Output, word for word, the line that contains "Read out every word on this page." and all lines following it to the end of the listing. Drop the pictures.

**** DATA FOR PROCESSING ****

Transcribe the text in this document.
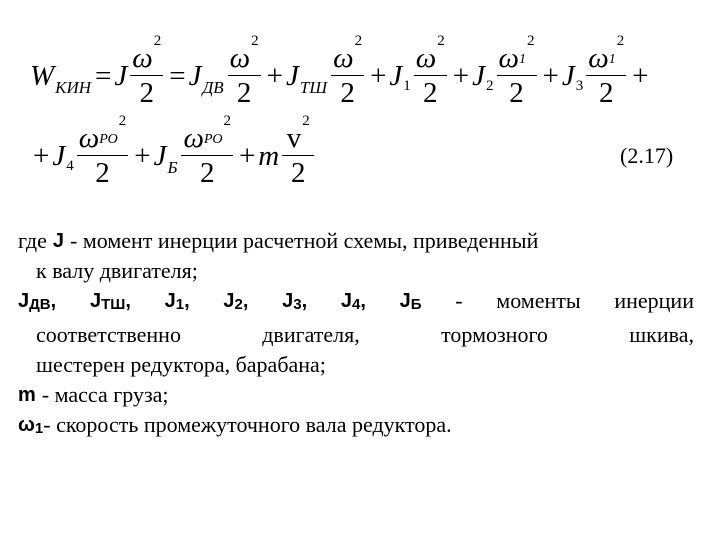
W КИН = J ω
2
2 = J ДВ ω
2
2 + J ТШ ω
2
2 + J 1 ω
2
2 + J 2 ω 1
2
2 + J 3 ω 1
2
2 +
+ J 4 ω РО
2
2 + J Б ω РО
2
2 + m v
2
2	(2.17)
где J - момент инерции расчетной схемы, приведенный
к валу двигателя;
$J_{ДВ}$, $J_{ТШ}$, $J_1$, $J_2$, $J_3$, $J_4$, $J_Б$ - моменты инерции
соответственно	двигателя,	тормозного	шкива,
шестерен редуктора, барабана;
m - масса груза;
$\omega_1$ - скорость промежуточного вала редуктора.
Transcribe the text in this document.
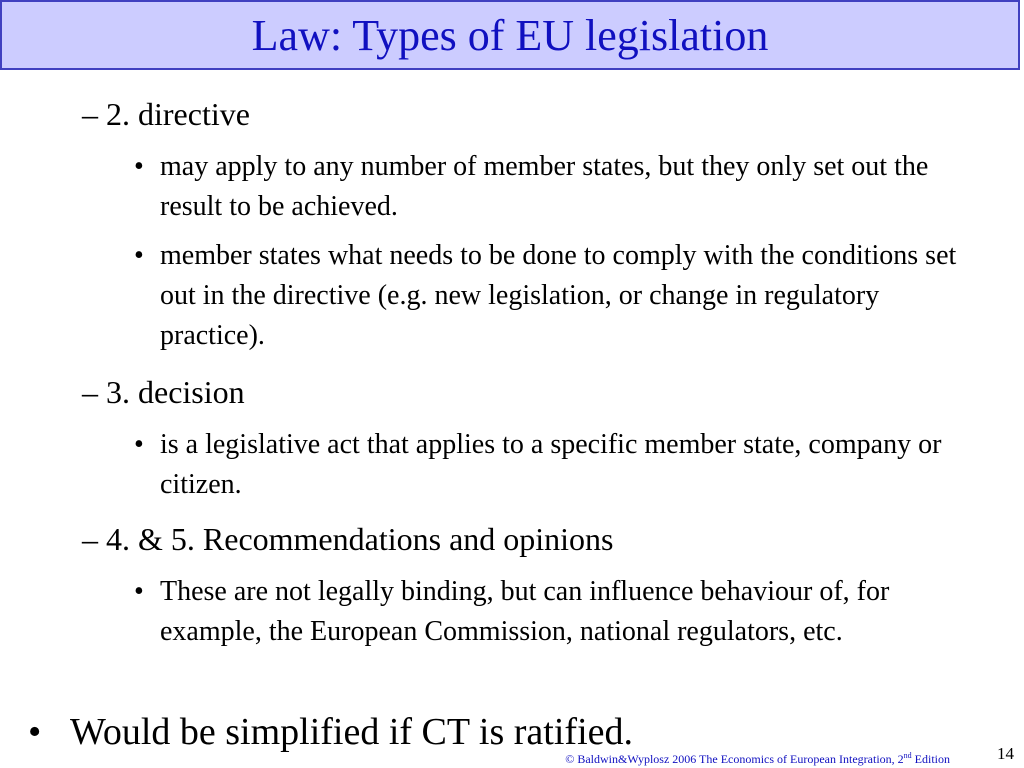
Law: Types of EU legislation
– 2. directive
• may apply to any number of member states, but they only set out the result to be achieved.
• member states what needs to be done to comply with the conditions set out in the directive (e.g. new legislation, or change in regulatory practice).
– 3. decision
• is a legislative act that applies to a specific member state, company or citizen.
– 4. & 5. Recommendations and opinions
• These are not legally binding, but can influence behaviour of, for example, the European Commission, national regulators, etc.
• Would be simplified if CT is ratified.
© Baldwin&Wyplosz 2006 The Economics of European Integration, 2nd Edition	14
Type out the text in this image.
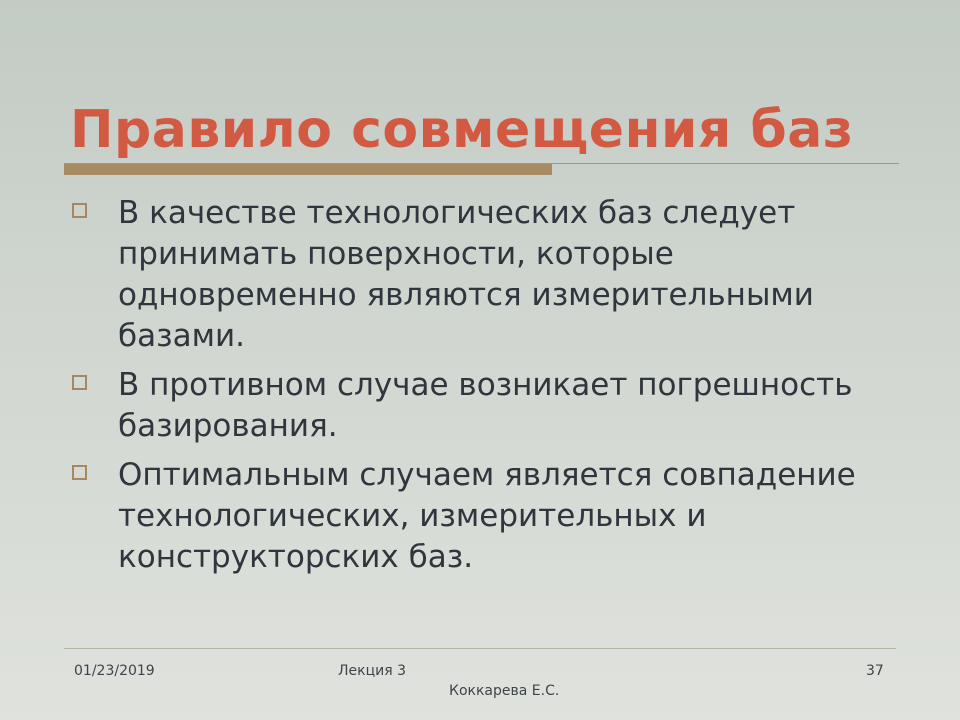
Правило совмещения баз
В качестве технологических баз следует принимать поверхности, которые одновременно являются измерительными базами.
В противном случае возникает погрешность базирования.
Оптимальным случаем является совпадение технологических, измерительных и конструкторских баз.
01/23/2019	Лекция 3
Коккарева Е.С.
37
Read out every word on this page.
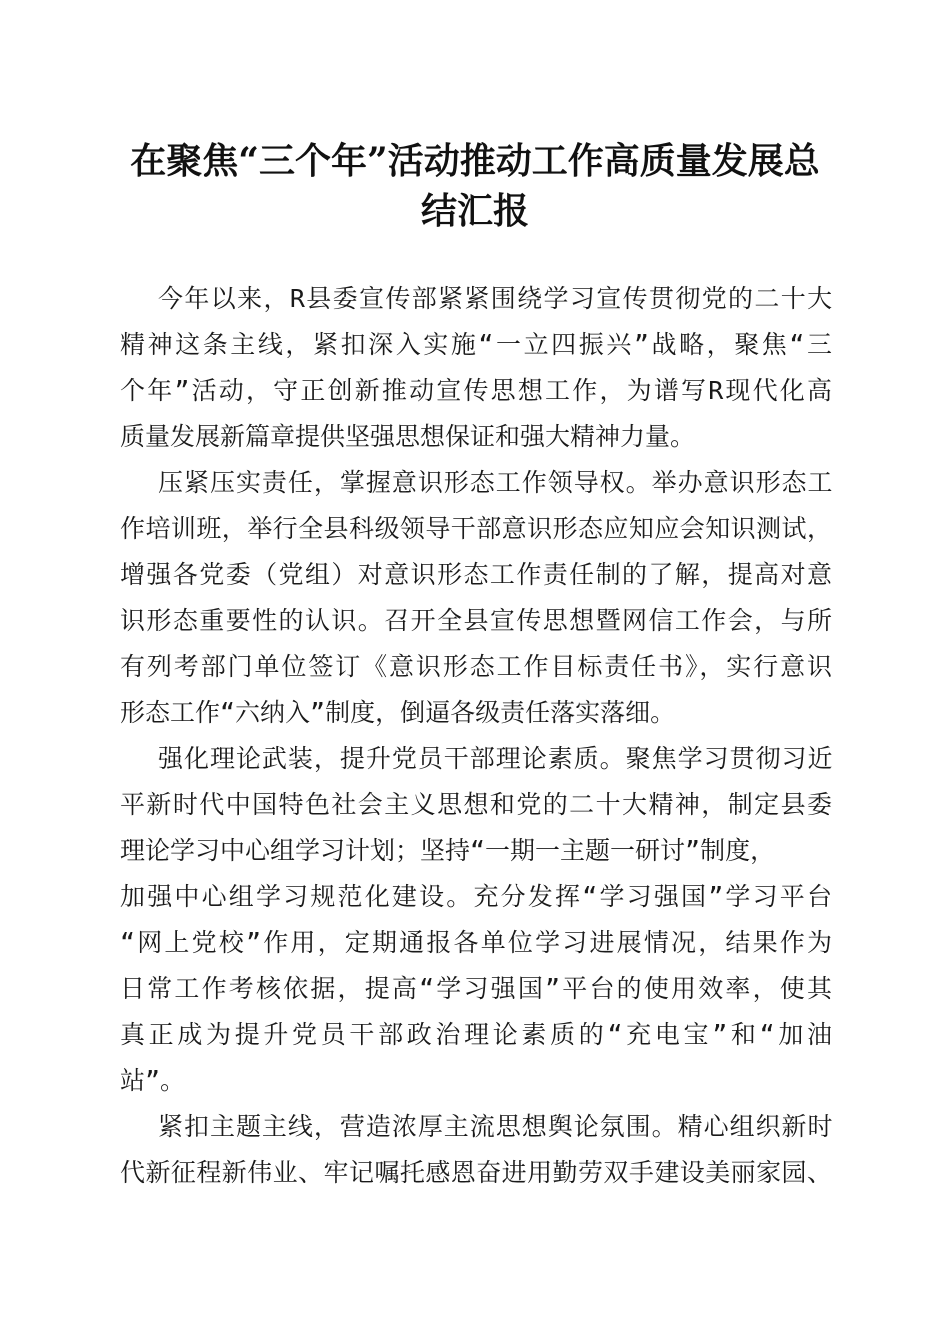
在聚焦“三个年”活动推动工作高质量发展总
结汇报

今年以来，R县委宣传部紧紧围绕学习宣传贯彻党的二十大
精神这条主线，紧扣深入实施“一立四振兴”战略，聚焦“三
个年”活动，守正创新推动宣传思想工作，为谱写R现代化高
质量发展新篇章提供坚强思想保证和强大精神力量。

压紧压实责任，掌握意识形态工作领导权。举办意识形态工
作培训班，举行全县科级领导干部意识形态应知应会知识测试，
增强各党委（党组）对意识形态工作责任制的了解，提高对意
识形态重要性的认识。召开全县宣传思想暨网信工作会，与所
有列考部门单位签订《意识形态工作目标责任书》，实行意识
形态工作“六纳入”制度，倒逼各级责任落实落细。

强化理论武装，提升党员干部理论素质。聚焦学习贯彻习近
平新时代中国特色社会主义思想和党的二十大精神，制定县委
理论学习中心组学习计划；坚持“一期一主题一研讨”制度，
加强中心组学习规范化建设。充分发挥“学习强国”学习平台
“网上党校”作用，定期通报各单位学习进展情况，结果作为
日常工作考核依据，提高“学习强国”平台的使用效率，使其
真正成为提升党员干部政治理论素质的“充电宝”和“加油
站”。

紧扣主题主线，营造浓厚主流思想舆论氛围。精心组织新时
代新征程新伟业、牢记嘱托感恩奋进用勤劳双手建设美丽家园、
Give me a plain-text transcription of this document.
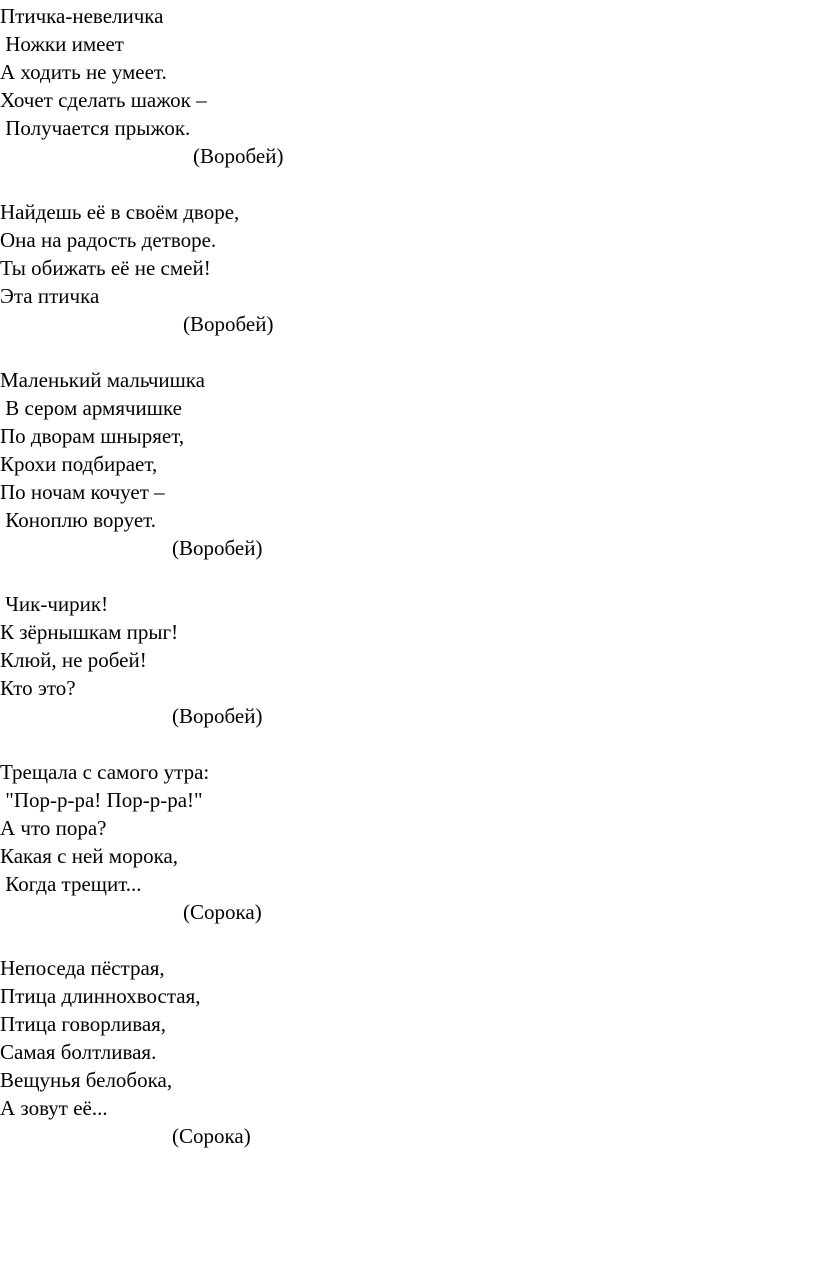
Птичка-невеличка
Ножки имеет
А ходить не умеет.
Хочет сделать шажок –
Получается прыжок.
(Воробей)
Найдешь её в своём дворе,
Она на радость детворе.
Ты обижать её не смей!
Эта птичка
(Воробей)
Маленький мальчишка
В сером армячишке
По дворам шныряет,
Крохи подбирает,
По ночам кочует –
Коноплю ворует.
(Воробей)
Чик-чирик!
К зёрнышкам прыг!
Клюй, не робей!
Кто это?
(Воробей)
Трещала с самого утра:
"Пор-р-ра! Пор-р-ра!"
А что пора?
Какая с ней морока,
Когда трещит...
(Сорока)
Непоседа пёстрая,
Птица длиннохвостая,
Птица говорливая,
Самая болтливая.
Вещунья белобока,
А зовут её...
(Сорока)
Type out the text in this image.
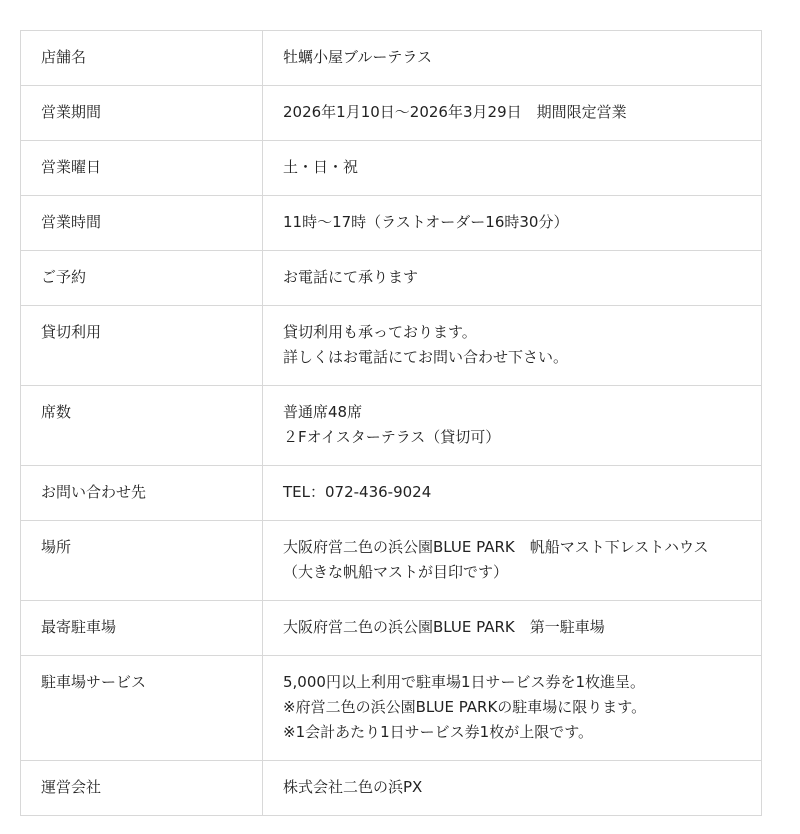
店舗名	牡蠣小屋ブルーテラス
営業期間	2026年1月10日～2026年3月29日　期間限定営業
営業曜日	土・日・祝
営業時間	11時～17時（ラストオーダー16時30分）
ご予約	お電話にて承ります
貸切利用	貸切利用も承っております。
詳しくはお電話にてお問い合わせ下さい。
席数	普通席48席
２Fオイスターテラス（貸切可）
お問い合わせ先	TEL：072-436-9024
場所	大阪府営二色の浜公園BLUE PARK　帆船マスト下レストハウス
（大きな帆船マストが目印です）
最寄駐車場	大阪府営二色の浜公園BLUE PARK　第一駐車場
駐車場サービス	5,000円以上利用で駐車場1日サービス券を1枚進呈。
※府営二色の浜公園BLUE PARKの駐車場に限ります。
※1会計あたり1日サービス券1枚が上限です。
運営会社	株式会社二色の浜PX
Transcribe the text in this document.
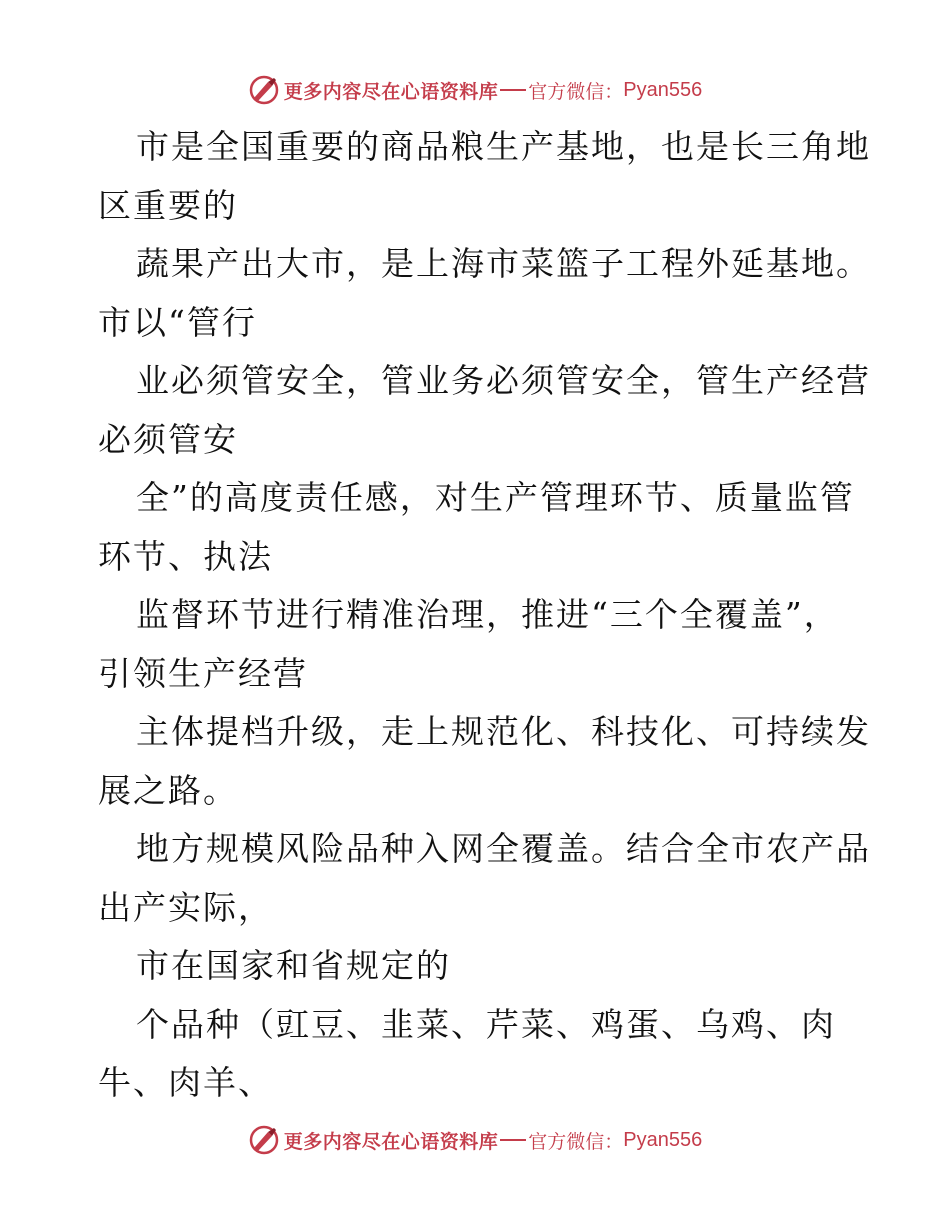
更多内容尽在心语资料库 官方微信： Pyan556
市是全国重要的商品粮生产基地，也是长三角地
区重要的
蔬果产出大市，是上海市菜篮子工程外延基地。
市以“管行
业必须管安全，管业务必须管安全，管生产经营
必须管安
全”的高度责任感，对生产管理环节、质量监管
环节、执法
监督环节进行精准治理，推进“三个全覆盖”，
引领生产经营
主体提档升级，走上规范化、科技化、可持续发
展之路。
地方规模风险品种入网全覆盖。结合全市农产品
出产实际，
市在国家和省规定的
个品种（豇豆、韭菜、芹菜、鸡蛋、乌鸡、肉
牛、肉羊、
更多内容尽在心语资料库 官方微信： Pyan556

****

RESULT FOR THIS EXERCISE:
Read out every word on this page.
在聚焦“三个年”活动推动工作高质量发展总
结汇报

今年以来，R县委宣传部紧紧围绕学习宣传贯彻党的二十大
精神这条主线，紧扣深入实施“一立四振兴”战略，聚焦“三
个年”活动，守正创新推动宣传思想工作，为谱写R现代化高
质量发展新篇章提供坚强思想保证和强大精神力量。

压紧压实责任，掌握意识形态工作领导权。举办意识形态工
作培训班，举行全县科级领导干部意识形态应知应会知识测试，
增强各党委（党组）对意识形态工作责任制的了解，提高对意
识形态重要性的认识。召开全县宣传思想暨网信工作会，与所
有列考部门单位签订《意识形态工作目标责任书》，实行意识
形态工作“六纳入”制度，倒逼各级责任落实落细。

强化理论武装，提升党员干部理论素质。聚焦学习贯彻习近
平新时代中国特色社会主义思想和党的二十大精神，制定县委
理论学习中心组学习计划；坚持“一期一主题一研讨”制度，
加强中心组学习规范化建设。充分发挥“学习强国”学习平台
“网上党校”作用，定期通报各单位学习进展情况，结果作为
日常工作考核依据，提高“学习强国”平台的使用效率，使其
真正成为提升党员干部政治理论素质的“充电宝”和“加油
站”。

紧扣主题主线，营造浓厚主流思想舆论氛围。精心组织新时
代新征程新伟业、牢记嘱托感恩奋进用勤劳双手建设美丽家园、
Give me a plain-text transcription of this document.
Птичка-невеличка
Ножки имеет
А ходить не умеет.
Хочет сделать шажок –
Получается прыжок.
(Воробей)
Найдешь её в своём дворе,
Она на радость детворе.
Ты обижать её не смей!
Эта птичка
(Воробей)
Маленький мальчишка
В сером армячишке
По дворам шныряет,
Крохи подбирает,
По ночам кочует –
Коноплю ворует.
(Воробей)
Чик-чирик!
К зёрнышкам прыг!
Клюй, не робей!
Кто это?
(Воробей)
Трещала с самого утра:
"Пор-р-ра! Пор-р-ра!"
А что пора?
Какая с ней морока,
Когда трещит...
(Сорока)
Непоседа пёстрая,
Птица длиннохвостая,
Птица говорливая,
Самая болтливая.
Вещунья белобока,
А зовут её...
(Сорока)
Type out the text in this image.
店舗名	牡蠣小屋ブルーテラス
営業期間	2026年1月10日～2026年3月29日　期間限定営業
営業曜日	土・日・祝
営業時間	11時～17時（ラストオーダー16時30分）
ご予約	お電話にて承ります
貸切利用	貸切利用も承っております。
詳しくはお電話にてお問い合わせ下さい。
席数	普通席48席
２Fオイスターテラス（貸切可）
お問い合わせ先	TEL：072-436-9024
場所	大阪府営二色の浜公園BLUE PARK　帆船マスト下レストハウス
（大きな帆船マストが目印です）
最寄駐車場	大阪府営二色の浜公園BLUE PARK　第一駐車場
駐車場サービス	5,000円以上利用で駐車場1日サービス券を1枚進呈。
※府営二色の浜公園BLUE PARKの駐車場に限ります。
※1会計あたり1日サービス券1枚が上限です。
運営会社	株式会社二色の浜PX
Transcribe the text in this document.
更多内容尽在心语资料库 官方微信： Pyan556
市是全国重要的商品粮生产基地，也是长三角地
区重要的
蔬果产出大市，是上海市菜篮子工程外延基地。
市以“管行
业必须管安全，管业务必须管安全，管生产经营
必须管安
全”的高度责任感，对生产管理环节、质量监管
环节、执法
监督环节进行精准治理，推进“三个全覆盖”，
引领生产经营
主体提档升级，走上规范化、科技化、可持续发
展之路。
地方规模风险品种入网全覆盖。结合全市农产品
出产实际，
市在国家和省规定的
个品种（豇豆、韭菜、芹菜、鸡蛋、乌鸡、肉
牛、肉羊、
更多内容尽在心语资料库 官方微信： Pyan556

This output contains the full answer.